## Begin Records shown

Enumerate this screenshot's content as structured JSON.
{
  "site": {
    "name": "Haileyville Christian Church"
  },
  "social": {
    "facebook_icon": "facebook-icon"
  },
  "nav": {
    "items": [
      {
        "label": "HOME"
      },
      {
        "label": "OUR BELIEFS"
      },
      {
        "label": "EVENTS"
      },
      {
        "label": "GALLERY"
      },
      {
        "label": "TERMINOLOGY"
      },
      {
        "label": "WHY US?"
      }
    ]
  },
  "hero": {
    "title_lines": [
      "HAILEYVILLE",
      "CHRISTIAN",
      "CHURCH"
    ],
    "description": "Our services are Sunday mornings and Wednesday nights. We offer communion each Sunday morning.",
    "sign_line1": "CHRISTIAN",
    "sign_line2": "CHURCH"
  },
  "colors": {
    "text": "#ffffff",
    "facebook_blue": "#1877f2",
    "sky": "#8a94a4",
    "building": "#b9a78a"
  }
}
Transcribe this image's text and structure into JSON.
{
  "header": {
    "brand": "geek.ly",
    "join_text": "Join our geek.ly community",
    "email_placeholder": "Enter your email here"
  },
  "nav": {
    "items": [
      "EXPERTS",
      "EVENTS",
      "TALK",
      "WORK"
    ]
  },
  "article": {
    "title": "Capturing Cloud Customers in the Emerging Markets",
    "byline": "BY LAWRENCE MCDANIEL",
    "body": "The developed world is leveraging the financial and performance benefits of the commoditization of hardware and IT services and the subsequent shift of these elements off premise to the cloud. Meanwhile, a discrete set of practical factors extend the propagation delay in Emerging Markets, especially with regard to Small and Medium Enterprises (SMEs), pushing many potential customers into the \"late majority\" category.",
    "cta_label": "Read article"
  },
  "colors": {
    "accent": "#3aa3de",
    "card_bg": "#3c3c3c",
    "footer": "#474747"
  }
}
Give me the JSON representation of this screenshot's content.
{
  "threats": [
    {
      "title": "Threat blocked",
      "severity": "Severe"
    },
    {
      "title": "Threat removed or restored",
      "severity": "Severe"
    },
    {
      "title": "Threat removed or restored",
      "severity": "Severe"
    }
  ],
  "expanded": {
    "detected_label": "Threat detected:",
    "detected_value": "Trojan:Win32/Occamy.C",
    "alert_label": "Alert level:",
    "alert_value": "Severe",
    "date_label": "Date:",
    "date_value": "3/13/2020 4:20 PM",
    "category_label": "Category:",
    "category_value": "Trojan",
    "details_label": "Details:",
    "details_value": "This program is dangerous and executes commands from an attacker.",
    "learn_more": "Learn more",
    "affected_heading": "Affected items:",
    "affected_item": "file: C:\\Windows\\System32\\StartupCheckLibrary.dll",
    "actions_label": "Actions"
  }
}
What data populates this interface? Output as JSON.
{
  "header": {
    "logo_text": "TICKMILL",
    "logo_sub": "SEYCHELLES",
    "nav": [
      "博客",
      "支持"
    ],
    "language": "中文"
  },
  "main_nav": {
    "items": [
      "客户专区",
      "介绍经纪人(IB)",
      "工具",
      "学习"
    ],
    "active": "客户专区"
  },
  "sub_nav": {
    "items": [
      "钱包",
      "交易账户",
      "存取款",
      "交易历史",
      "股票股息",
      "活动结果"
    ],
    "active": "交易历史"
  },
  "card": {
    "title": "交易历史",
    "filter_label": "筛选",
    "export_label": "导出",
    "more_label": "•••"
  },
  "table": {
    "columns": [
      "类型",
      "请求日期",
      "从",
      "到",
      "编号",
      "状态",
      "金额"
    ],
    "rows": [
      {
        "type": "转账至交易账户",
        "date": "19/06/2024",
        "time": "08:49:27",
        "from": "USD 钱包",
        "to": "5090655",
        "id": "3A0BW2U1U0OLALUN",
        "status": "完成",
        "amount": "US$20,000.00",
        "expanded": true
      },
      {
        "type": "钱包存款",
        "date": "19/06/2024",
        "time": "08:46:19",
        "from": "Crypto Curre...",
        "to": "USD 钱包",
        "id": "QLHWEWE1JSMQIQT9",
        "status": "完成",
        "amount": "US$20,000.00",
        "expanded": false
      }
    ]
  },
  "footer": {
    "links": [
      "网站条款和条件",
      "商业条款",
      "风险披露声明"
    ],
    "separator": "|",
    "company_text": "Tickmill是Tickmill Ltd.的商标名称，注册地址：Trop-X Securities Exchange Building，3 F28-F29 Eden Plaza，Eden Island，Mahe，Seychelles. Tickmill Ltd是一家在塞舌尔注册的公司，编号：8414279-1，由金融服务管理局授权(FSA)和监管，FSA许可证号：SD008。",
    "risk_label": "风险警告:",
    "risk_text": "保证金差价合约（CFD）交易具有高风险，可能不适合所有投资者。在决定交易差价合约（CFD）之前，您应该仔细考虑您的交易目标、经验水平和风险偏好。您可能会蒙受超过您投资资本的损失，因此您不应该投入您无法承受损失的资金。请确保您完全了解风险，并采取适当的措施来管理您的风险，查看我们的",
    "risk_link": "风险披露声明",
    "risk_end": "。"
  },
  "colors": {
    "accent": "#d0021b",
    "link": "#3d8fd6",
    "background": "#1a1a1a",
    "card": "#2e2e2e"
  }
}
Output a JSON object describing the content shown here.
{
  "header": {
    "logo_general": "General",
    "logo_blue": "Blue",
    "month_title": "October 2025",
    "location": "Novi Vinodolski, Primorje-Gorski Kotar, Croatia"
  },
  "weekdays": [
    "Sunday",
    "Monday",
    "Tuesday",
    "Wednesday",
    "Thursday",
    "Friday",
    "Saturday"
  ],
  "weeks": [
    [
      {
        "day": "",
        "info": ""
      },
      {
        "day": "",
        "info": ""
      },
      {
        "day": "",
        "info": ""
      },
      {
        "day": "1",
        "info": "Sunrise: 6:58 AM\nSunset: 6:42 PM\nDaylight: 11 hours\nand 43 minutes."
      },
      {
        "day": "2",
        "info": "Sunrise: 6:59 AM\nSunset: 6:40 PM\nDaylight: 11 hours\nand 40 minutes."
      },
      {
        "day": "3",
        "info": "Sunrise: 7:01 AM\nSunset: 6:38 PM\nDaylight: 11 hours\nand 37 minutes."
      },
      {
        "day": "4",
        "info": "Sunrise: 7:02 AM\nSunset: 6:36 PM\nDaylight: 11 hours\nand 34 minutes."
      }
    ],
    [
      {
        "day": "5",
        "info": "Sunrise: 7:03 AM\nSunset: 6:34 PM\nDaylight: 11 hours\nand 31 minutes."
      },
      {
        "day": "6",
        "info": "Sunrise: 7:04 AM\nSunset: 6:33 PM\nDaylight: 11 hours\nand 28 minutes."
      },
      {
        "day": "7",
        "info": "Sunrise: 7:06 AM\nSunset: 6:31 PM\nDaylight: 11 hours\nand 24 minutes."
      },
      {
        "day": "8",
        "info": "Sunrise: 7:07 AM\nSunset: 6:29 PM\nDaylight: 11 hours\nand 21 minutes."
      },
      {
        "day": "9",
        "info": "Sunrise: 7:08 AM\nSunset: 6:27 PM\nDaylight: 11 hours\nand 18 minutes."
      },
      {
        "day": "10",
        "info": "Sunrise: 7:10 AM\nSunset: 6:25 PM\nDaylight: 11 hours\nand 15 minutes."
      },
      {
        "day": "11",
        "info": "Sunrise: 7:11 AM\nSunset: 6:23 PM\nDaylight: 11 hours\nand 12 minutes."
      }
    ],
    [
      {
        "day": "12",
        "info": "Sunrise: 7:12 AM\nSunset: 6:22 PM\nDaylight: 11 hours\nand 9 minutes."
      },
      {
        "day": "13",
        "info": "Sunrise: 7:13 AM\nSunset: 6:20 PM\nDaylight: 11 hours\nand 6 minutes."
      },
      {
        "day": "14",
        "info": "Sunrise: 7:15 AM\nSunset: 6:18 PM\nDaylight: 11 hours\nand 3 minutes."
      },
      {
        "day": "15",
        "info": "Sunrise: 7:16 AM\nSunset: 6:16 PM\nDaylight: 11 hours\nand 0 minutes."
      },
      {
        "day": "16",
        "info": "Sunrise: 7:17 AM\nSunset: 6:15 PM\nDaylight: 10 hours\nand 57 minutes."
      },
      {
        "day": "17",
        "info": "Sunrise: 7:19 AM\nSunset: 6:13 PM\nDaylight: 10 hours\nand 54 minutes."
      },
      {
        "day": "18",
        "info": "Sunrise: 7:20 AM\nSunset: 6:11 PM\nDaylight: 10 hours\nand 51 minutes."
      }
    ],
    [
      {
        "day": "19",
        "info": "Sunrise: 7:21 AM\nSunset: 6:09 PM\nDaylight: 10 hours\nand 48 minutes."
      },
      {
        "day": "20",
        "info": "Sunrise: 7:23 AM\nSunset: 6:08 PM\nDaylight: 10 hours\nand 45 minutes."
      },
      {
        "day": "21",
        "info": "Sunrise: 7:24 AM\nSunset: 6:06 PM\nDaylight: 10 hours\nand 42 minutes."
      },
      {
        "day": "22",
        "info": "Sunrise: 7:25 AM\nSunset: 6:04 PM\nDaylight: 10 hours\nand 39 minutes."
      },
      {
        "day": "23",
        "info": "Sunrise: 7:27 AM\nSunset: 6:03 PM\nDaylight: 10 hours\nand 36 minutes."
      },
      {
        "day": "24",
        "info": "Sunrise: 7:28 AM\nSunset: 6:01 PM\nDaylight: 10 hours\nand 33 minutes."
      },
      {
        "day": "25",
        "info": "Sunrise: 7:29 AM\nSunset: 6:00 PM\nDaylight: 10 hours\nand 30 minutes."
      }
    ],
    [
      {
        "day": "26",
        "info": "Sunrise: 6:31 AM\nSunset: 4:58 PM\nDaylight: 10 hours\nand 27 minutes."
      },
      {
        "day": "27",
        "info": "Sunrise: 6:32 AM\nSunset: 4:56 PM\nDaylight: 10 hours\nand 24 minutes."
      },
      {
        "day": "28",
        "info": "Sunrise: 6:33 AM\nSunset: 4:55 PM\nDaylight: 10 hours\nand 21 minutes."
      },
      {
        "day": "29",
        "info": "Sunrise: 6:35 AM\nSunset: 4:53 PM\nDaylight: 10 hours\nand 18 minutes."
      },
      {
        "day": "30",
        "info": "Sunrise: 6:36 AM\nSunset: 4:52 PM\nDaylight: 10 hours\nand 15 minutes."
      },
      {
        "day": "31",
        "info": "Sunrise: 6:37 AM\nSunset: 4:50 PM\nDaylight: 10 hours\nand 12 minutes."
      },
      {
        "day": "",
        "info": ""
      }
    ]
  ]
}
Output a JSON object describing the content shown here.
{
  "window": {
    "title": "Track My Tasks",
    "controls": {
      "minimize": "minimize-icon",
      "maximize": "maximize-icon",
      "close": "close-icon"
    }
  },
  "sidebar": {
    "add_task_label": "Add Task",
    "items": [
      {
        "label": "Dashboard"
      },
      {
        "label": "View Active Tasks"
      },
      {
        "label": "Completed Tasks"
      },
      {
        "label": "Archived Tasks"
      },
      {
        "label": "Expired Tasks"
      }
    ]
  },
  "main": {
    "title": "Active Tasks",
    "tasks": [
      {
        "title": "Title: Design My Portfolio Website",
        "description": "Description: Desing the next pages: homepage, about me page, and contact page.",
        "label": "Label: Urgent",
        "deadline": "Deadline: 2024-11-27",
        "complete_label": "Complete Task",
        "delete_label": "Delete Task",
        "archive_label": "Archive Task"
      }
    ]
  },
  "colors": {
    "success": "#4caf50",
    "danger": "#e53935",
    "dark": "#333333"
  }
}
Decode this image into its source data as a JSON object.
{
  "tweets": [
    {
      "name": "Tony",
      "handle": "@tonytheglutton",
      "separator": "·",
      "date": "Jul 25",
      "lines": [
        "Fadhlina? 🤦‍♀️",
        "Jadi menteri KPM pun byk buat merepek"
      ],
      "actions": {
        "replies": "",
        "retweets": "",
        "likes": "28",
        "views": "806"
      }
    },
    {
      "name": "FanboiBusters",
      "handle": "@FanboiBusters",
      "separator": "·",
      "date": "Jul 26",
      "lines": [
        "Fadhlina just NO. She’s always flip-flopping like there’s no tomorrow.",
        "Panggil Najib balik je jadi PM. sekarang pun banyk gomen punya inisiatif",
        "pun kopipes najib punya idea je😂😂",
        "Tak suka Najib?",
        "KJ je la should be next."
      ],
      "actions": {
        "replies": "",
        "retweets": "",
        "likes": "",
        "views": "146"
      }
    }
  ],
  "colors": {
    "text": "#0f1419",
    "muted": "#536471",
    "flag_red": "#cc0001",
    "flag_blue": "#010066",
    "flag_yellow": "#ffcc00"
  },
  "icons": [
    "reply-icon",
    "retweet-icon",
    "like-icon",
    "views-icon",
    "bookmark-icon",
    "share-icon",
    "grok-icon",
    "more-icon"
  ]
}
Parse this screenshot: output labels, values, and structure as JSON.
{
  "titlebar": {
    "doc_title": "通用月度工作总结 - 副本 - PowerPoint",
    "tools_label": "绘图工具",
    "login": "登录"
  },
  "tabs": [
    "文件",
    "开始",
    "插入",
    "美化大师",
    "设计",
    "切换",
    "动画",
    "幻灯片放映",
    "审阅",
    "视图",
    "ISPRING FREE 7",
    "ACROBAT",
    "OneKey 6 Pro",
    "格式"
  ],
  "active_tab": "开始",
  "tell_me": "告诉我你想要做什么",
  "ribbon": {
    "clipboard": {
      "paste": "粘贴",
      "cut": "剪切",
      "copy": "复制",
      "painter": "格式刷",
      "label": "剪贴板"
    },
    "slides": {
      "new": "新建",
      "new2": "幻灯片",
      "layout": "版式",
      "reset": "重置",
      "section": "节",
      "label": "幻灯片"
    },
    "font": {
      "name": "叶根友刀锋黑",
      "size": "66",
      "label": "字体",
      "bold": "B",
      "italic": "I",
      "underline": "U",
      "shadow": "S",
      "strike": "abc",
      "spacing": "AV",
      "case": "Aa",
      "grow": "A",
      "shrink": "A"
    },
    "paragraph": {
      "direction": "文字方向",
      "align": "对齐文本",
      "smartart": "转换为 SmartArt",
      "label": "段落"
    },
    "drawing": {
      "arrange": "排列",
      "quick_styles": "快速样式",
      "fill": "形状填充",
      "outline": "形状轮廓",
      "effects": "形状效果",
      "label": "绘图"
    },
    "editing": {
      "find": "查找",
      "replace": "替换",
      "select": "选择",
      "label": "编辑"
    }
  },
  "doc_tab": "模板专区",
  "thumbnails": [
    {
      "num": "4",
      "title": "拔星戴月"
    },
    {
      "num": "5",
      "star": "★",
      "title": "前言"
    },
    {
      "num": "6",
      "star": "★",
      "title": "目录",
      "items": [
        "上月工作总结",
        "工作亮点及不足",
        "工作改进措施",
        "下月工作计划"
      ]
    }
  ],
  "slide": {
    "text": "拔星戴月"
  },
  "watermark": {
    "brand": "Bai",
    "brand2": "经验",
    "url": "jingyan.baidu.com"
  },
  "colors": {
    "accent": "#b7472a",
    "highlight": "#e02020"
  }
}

## End Records shown

Written request:
Extract each line holding the string "image".

Answer to this task:
Transcribe this image's text and structure into JSON.
Decode this image into its source data as a JSON object.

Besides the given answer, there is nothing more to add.